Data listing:
- - -

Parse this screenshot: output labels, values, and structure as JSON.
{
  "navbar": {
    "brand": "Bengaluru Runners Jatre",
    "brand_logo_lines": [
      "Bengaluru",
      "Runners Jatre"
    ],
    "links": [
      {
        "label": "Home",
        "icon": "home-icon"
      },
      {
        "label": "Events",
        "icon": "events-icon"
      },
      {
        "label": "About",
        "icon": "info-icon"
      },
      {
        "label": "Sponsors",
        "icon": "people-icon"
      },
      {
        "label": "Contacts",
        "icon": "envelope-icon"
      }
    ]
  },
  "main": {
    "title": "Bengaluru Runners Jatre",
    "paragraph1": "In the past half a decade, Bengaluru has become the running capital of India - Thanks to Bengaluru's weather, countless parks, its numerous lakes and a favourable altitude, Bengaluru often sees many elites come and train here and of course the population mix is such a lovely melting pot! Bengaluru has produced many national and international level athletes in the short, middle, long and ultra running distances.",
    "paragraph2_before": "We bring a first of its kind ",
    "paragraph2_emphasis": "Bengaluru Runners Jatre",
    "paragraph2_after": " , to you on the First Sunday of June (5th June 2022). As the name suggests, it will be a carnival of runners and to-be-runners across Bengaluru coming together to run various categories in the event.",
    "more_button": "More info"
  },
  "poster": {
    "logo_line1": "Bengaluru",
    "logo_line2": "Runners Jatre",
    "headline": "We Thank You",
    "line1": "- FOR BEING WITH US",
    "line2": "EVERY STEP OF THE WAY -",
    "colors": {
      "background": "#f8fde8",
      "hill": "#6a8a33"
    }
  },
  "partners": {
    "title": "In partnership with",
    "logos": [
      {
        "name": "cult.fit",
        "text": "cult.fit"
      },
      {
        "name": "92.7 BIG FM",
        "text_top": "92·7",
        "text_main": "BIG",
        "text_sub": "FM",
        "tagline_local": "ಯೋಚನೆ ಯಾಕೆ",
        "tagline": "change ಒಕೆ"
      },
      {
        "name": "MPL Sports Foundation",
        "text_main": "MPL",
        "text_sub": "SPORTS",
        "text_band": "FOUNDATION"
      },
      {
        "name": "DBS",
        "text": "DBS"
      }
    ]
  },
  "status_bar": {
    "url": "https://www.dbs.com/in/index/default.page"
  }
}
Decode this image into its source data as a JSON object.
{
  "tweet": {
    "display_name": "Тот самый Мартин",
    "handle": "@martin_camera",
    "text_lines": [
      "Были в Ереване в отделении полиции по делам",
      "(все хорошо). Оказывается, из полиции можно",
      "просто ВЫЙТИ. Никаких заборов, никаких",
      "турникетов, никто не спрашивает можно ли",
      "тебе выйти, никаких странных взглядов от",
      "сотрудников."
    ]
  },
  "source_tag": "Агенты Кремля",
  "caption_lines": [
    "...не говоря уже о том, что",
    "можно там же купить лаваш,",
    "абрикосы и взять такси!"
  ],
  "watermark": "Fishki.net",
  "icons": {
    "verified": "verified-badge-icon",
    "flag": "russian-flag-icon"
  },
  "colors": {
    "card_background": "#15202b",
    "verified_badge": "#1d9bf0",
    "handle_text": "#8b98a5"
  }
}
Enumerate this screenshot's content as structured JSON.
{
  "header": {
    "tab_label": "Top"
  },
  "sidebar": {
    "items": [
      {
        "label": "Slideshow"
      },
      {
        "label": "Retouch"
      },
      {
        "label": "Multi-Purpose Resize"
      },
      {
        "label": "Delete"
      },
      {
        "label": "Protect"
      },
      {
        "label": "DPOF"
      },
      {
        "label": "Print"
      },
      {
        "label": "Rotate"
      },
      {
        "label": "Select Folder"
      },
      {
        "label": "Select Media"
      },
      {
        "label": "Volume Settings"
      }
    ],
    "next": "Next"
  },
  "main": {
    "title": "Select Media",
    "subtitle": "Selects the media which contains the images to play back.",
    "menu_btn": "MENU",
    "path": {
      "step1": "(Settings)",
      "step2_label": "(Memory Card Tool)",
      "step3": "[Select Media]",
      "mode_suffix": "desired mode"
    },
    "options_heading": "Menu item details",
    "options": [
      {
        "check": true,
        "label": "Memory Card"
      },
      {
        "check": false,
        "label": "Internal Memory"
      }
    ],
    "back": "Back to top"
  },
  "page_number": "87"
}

- - -

* STATED EXERCISE *
Each entry above is to be set down again in exactly the same words.

* EXERCISE RESPONSE *
Parse this screenshot: output labels, values, and structure as JSON.
{
  "navbar": {
    "brand": "Bengaluru Runners Jatre",
    "brand_logo_lines": [
      "Bengaluru",
      "Runners Jatre"
    ],
    "links": [
      {
        "label": "Home",
        "icon": "home-icon"
      },
      {
        "label": "Events",
        "icon": "events-icon"
      },
      {
        "label": "About",
        "icon": "info-icon"
      },
      {
        "label": "Sponsors",
        "icon": "people-icon"
      },
      {
        "label": "Contacts",
        "icon": "envelope-icon"
      }
    ]
  },
  "main": {
    "title": "Bengaluru Runners Jatre",
    "paragraph1": "In the past half a decade, Bengaluru has become the running capital of India - Thanks to Bengaluru's weather, countless parks, its numerous lakes and a favourable altitude, Bengaluru often sees many elites come and train here and of course the population mix is such a lovely melting pot! Bengaluru has produced many national and international level athletes in the short, middle, long and ultra running distances.",
    "paragraph2_before": "We bring a first of its kind ",
    "paragraph2_emphasis": "Bengaluru Runners Jatre",
    "paragraph2_after": " , to you on the First Sunday of June (5th June 2022). As the name suggests, it will be a carnival of runners and to-be-runners across Bengaluru coming together to run various categories in the event.",
    "more_button": "More info"
  },
  "poster": {
    "logo_line1": "Bengaluru",
    "logo_line2": "Runners Jatre",
    "headline": "We Thank You",
    "line1": "- FOR BEING WITH US",
    "line2": "EVERY STEP OF THE WAY -",
    "colors": {
      "background": "#f8fde8",
      "hill": "#6a8a33"
    }
  },
  "partners": {
    "title": "In partnership with",
    "logos": [
      {
        "name": "cult.fit",
        "text": "cult.fit"
      },
      {
        "name": "92.7 BIG FM",
        "text_top": "92·7",
        "text_main": "BIG",
        "text_sub": "FM",
        "tagline_local": "ಯೋಚನೆ ಯಾಕೆ",
        "tagline": "change ಒಕೆ"
      },
      {
        "name": "MPL Sports Foundation",
        "text_main": "MPL",
        "text_sub": "SPORTS",
        "text_band": "FOUNDATION"
      },
      {
        "name": "DBS",
        "text": "DBS"
      }
    ]
  },
  "status_bar": {
    "url": "https://www.dbs.com/in/index/default.page"
  }
}
Decode this image into its source data as a JSON object.
{
  "tweet": {
    "display_name": "Тот самый Мартин",
    "handle": "@martin_camera",
    "text_lines": [
      "Были в Ереване в отделении полиции по делам",
      "(все хорошо). Оказывается, из полиции можно",
      "просто ВЫЙТИ. Никаких заборов, никаких",
      "турникетов, никто не спрашивает можно ли",
      "тебе выйти, никаких странных взглядов от",
      "сотрудников."
    ]
  },
  "source_tag": "Агенты Кремля",
  "caption_lines": [
    "...не говоря уже о том, что",
    "можно там же купить лаваш,",
    "абрикосы и взять такси!"
  ],
  "watermark": "Fishki.net",
  "icons": {
    "verified": "verified-badge-icon",
    "flag": "russian-flag-icon"
  },
  "colors": {
    "card_background": "#15202b",
    "verified_badge": "#1d9bf0",
    "handle_text": "#8b98a5"
  }
}
Enumerate this screenshot's content as structured JSON.
{
  "header": {
    "tab_label": "Top"
  },
  "sidebar": {
    "items": [
      {
        "label": "Slideshow"
      },
      {
        "label": "Retouch"
      },
      {
        "label": "Multi-Purpose Resize"
      },
      {
        "label": "Delete"
      },
      {
        "label": "Protect"
      },
      {
        "label": "DPOF"
      },
      {
        "label": "Print"
      },
      {
        "label": "Rotate"
      },
      {
        "label": "Select Folder"
      },
      {
        "label": "Select Media"
      },
      {
        "label": "Volume Settings"
      }
    ],
    "next": "Next"
  },
  "main": {
    "title": "Select Media",
    "subtitle": "Selects the media which contains the images to play back.",
    "menu_btn": "MENU",
    "path": {
      "step1": "(Settings)",
      "step2_label": "(Memory Card Tool)",
      "step3": "[Select Media]",
      "mode_suffix": "desired mode"
    },
    "options_heading": "Menu item details",
    "options": [
      {
        "check": true,
        "label": "Memory Card"
      },
      {
        "check": false,
        "label": "Internal Memory"
      }
    ],
    "back": "Back to top"
  },
  "page_number": "87"
}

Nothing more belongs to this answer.